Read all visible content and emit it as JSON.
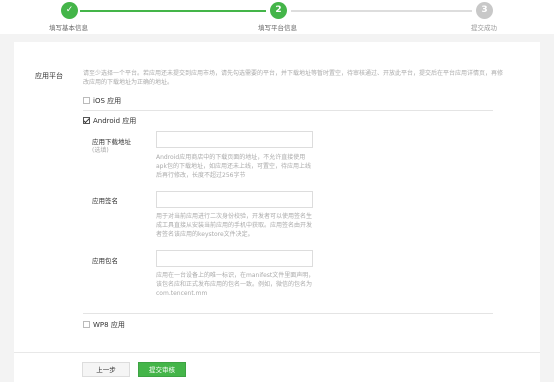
{
  "stepper": {
    "steps": [
      {
        "label": "填写基本信息",
        "symbol": "✓"
      },
      {
        "label": "填写平台信息",
        "symbol": "2"
      },
      {
        "label": "提交成功",
        "symbol": "3"
      }
    ]
  },
  "form": {
    "section_label": "应用平台",
    "hint": "请至少选择一个平台。若应用还未提交到应用市场，请先勾选需要的平台，并下载地址等暂时置空，待审核通过、开放此平台，提交后在平台应用详情页，再修改应用的下载地址为正确的地址。",
    "platforms": {
      "ios": {
        "label": "iOS 应用",
        "checked": false
      },
      "android": {
        "label": "Android 应用",
        "checked": true
      },
      "wp8": {
        "label": "WP8 应用",
        "checked": false
      }
    },
    "android_fields": {
      "download": {
        "label": "应用下载地址",
        "sublabel": "(选填)",
        "value": "",
        "desc": "Android应用商店中的下载页面的地址，不允许直接使用apk包的下载地址，如应用还未上线，可置空，待应用上线后再行修改，长度不超过256字节"
      },
      "signature": {
        "label": "应用签名",
        "value": "",
        "desc": "用于对当前应用进行二次身份校验，开发者可以使用签名生成工具直接从安装当前应用的手机中获取。应用签名由开发者签名该应用的keystore文件决定。"
      },
      "package": {
        "label": "应用包名",
        "value": "",
        "desc": "应用在一台设备上的唯一标识，在manifest文件里面声明，该包名应和正式发布应用的包名一致。例如，微信的包名为com.tencent.mm"
      }
    }
  },
  "buttons": {
    "prev": "上一步",
    "submit": "提交审核"
  },
  "colors": {
    "accent": "#44b549",
    "inactive_step": "#c8c8c8"
  }
}
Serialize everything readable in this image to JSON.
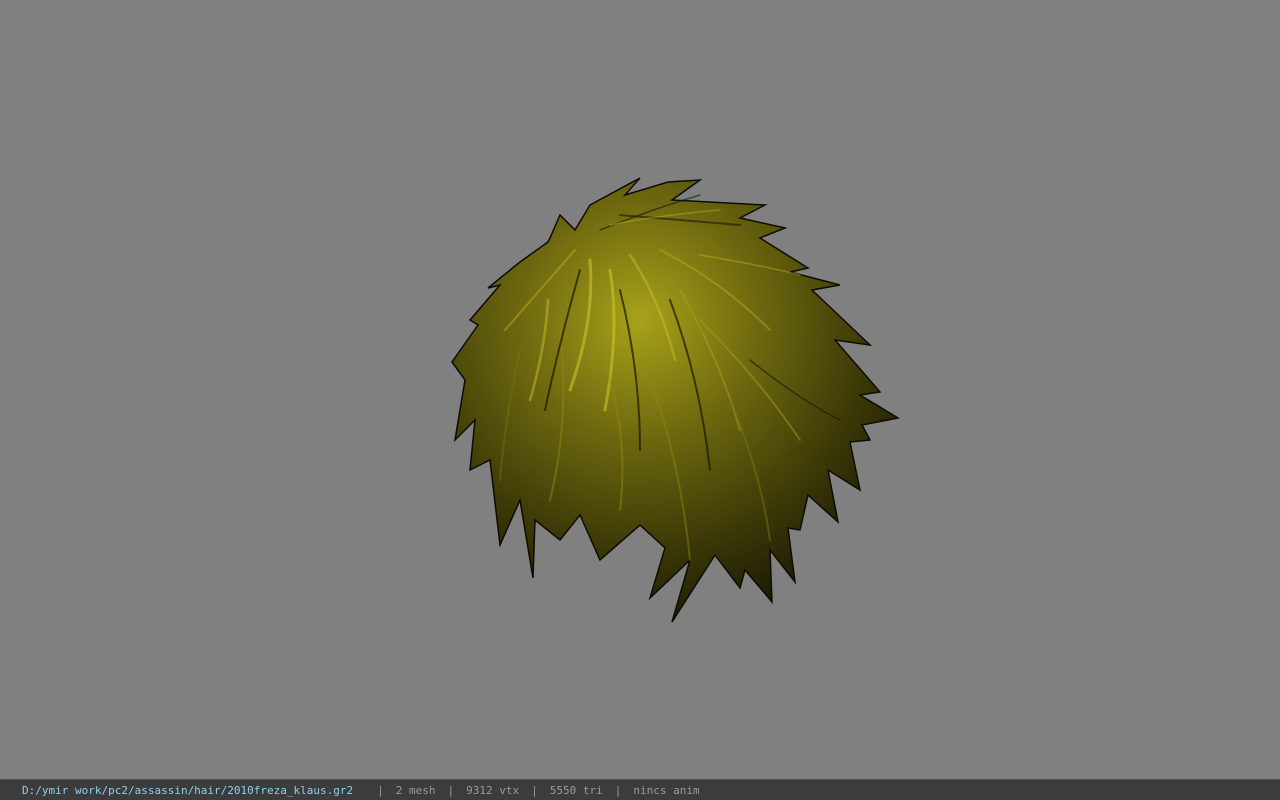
{
  "viewport": {
    "background_color": "#808080",
    "model": "hair-mesh",
    "hair_colors": {
      "dark": "#141203",
      "mid": "#4e4a0a",
      "light": "#a8a21a",
      "highlight": "#d2cb2c"
    }
  },
  "statusbar": {
    "file_path": "D:/ymir work/pc2/assassin/hair/2010freza_klaus.gr2",
    "separator": "|",
    "mesh": "2 mesh",
    "vertices": "9312 vtx",
    "triangles": "5550 tri",
    "anim": "nincs anim",
    "path_color": "#8fd0ea",
    "text_color": "#9a9a9a"
  }
}
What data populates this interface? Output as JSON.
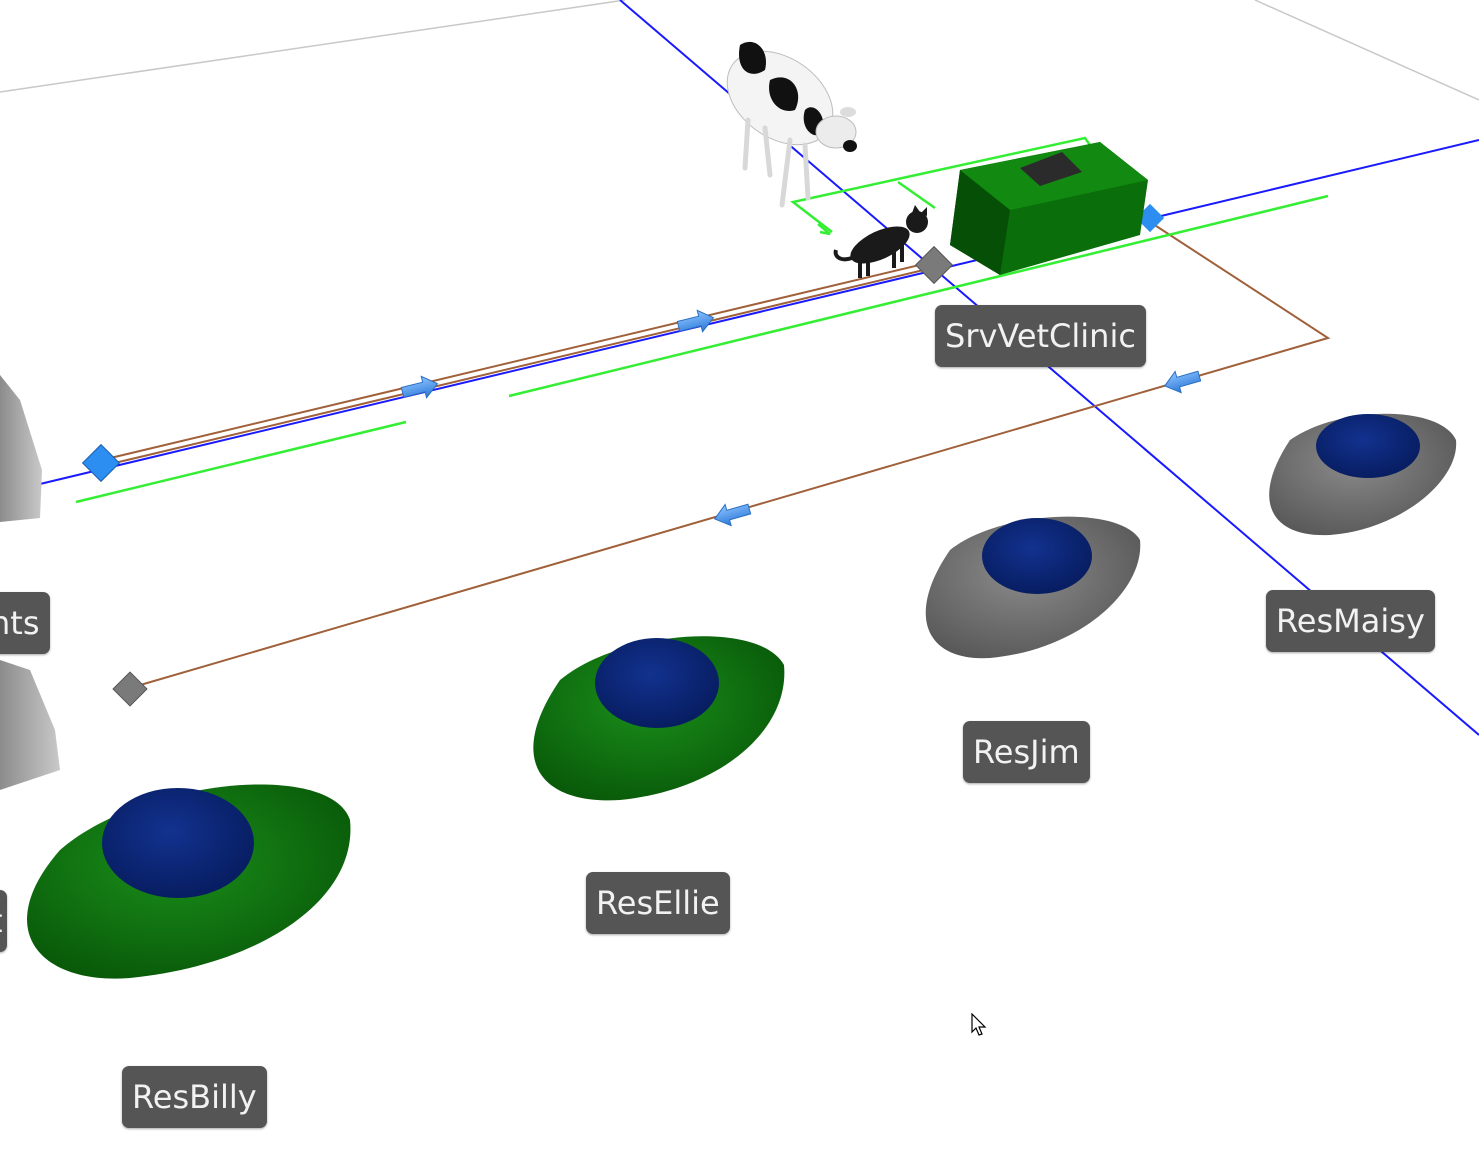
{
  "scene": {
    "labels": {
      "srv_vet_clinic": "SrvVetClinic",
      "res_maisy": "ResMaisy",
      "res_jim": "ResJim",
      "res_ellie": "ResEllie",
      "res_billy": "ResBilly",
      "partial_left_upper": "nts",
      "partial_left_lower": "t"
    },
    "colors": {
      "background": "#ffffff",
      "label_bg": "#555555",
      "label_text": "#f2f2f2",
      "resource_busy": "#0a6e0a",
      "resource_idle": "#6f6f6f",
      "resource_top": "#0a2a7a",
      "server_body": "#0a6e0a",
      "path_blue": "#1a1aff",
      "path_brown": "#a0603a",
      "queue_green": "#33ee33",
      "node_blue": "#2b8ef0",
      "node_gray": "#7a7a7a"
    },
    "icons": [
      "cow-icon",
      "cat-icon",
      "cursor-icon",
      "arrow-right-icon",
      "arrow-left-icon"
    ]
  }
}
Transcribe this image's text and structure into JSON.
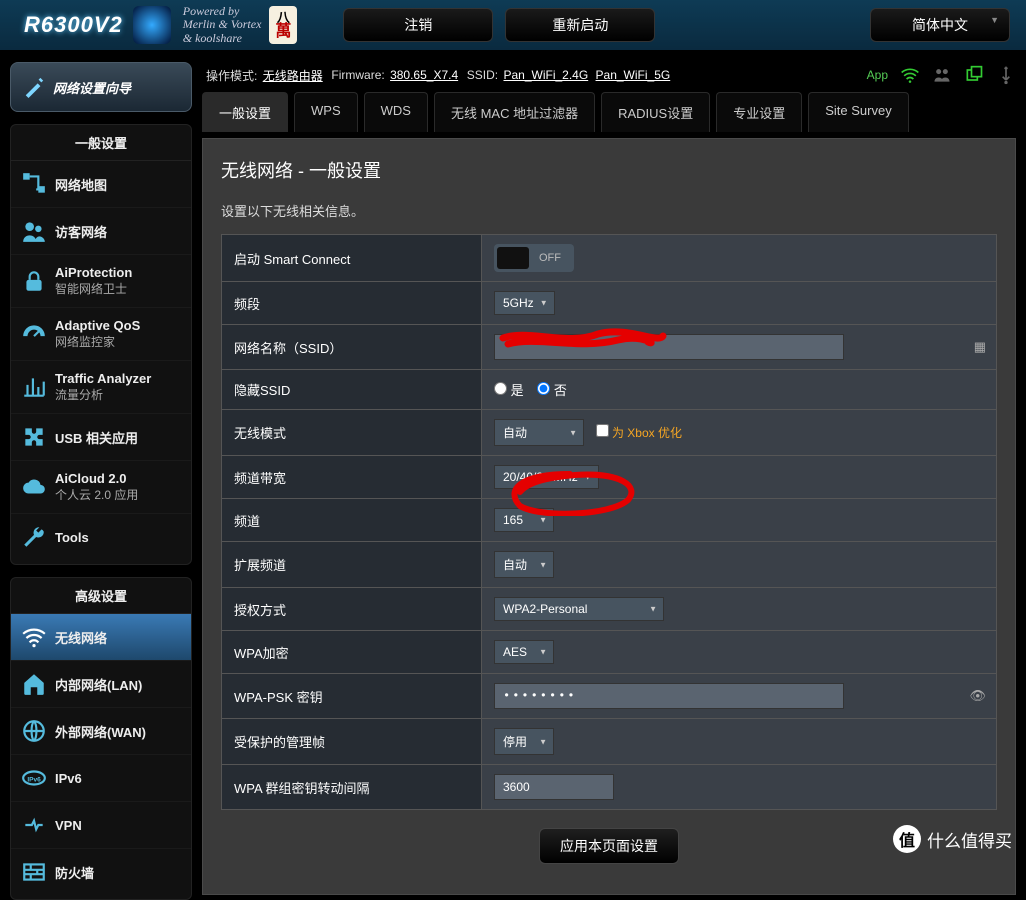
{
  "header": {
    "model": "R6300V2",
    "powered_l1": "Powered by",
    "powered_l2": "Merlin & Vortex",
    "powered_l3": "& koolshare",
    "logout_btn": "注销",
    "reboot_btn": "重新启动",
    "lang_btn": "简体中文"
  },
  "status": {
    "opmode_label": "操作模式:",
    "opmode_value": "无线路由器",
    "firmware_label": "Firmware:",
    "firmware_value": "380.65_X7.4",
    "ssid_label": "SSID:",
    "ssid_24": "Pan_WiFi_2.4G",
    "ssid_5": "Pan_WiFi_5G",
    "app_label": "App"
  },
  "sidebar": {
    "wizard": "网络设置向导",
    "sec1_title": "一般设置",
    "sec1": [
      {
        "label": "网络地图",
        "sub": ""
      },
      {
        "label": "访客网络",
        "sub": ""
      },
      {
        "label": "AiProtection",
        "sub": "智能网络卫士"
      },
      {
        "label": "Adaptive QoS",
        "sub": "网络监控家"
      },
      {
        "label": "Traffic Analyzer",
        "sub": "流量分析"
      },
      {
        "label": "USB 相关应用",
        "sub": ""
      },
      {
        "label": "AiCloud 2.0",
        "sub": "个人云 2.0 应用"
      },
      {
        "label": "Tools",
        "sub": ""
      }
    ],
    "sec2_title": "高级设置",
    "sec2": [
      {
        "label": "无线网络",
        "sub": ""
      },
      {
        "label": "内部网络(LAN)",
        "sub": ""
      },
      {
        "label": "外部网络(WAN)",
        "sub": ""
      },
      {
        "label": "IPv6",
        "sub": ""
      },
      {
        "label": "VPN",
        "sub": ""
      },
      {
        "label": "防火墙",
        "sub": ""
      }
    ]
  },
  "tabs": [
    "一般设置",
    "WPS",
    "WDS",
    "无线 MAC 地址过滤器",
    "RADIUS设置",
    "专业设置",
    "Site Survey"
  ],
  "active_tab": 0,
  "panel": {
    "title": "无线网络 - 一般设置",
    "desc": "设置以下无线相关信息。",
    "apply_btn": "应用本页面设置",
    "rows": {
      "smart_connect": {
        "label": "启动 Smart Connect",
        "value": "OFF"
      },
      "band": {
        "label": "频段",
        "value": "5GHz"
      },
      "ssid": {
        "label": "网络名称（SSID）",
        "value": ""
      },
      "hide_ssid": {
        "label": "隐藏SSID",
        "yes": "是",
        "no": "否"
      },
      "mode": {
        "label": "无线模式",
        "value": "自动",
        "xbox": "为 Xbox 优化"
      },
      "bw": {
        "label": "频道带宽",
        "value": "20/40/80 MHz"
      },
      "channel": {
        "label": "频道",
        "value": "165"
      },
      "ext": {
        "label": "扩展频道",
        "value": "自动"
      },
      "auth": {
        "label": "授权方式",
        "value": "WPA2-Personal"
      },
      "wpa_enc": {
        "label": "WPA加密",
        "value": "AES"
      },
      "psk": {
        "label": "WPA-PSK 密钥",
        "value": "••••••••"
      },
      "pmf": {
        "label": "受保护的管理帧",
        "value": "停用"
      },
      "rekey": {
        "label": "WPA 群组密钥转动间隔",
        "value": "3600"
      }
    }
  },
  "watermark": "什么值得买"
}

> What you need to do: For each line of the entries that includes "desc", show that line.

> Answer to this problem:
        "desc": "Android应用商店中的下载页面的地址，不允许直接使用apk包的下载地址，如应用还未上线，可置空，待应用上线后再行修改，长度不超过256字节"
        "desc": "用于对当前应用进行二次身份校验，开发者可以使用签名生成工具直接从安装当前应用的手机中获取。应用签名由开发者签名该应用的keystore文件决定。"
        "desc": "应用在一台设备上的唯一标识，在manifest文件里面声明，该包名应和正式发布应用的包名一致。例如，微信的包名为com.tencent.mm"
    "desc": "设置以下无线相关信息。",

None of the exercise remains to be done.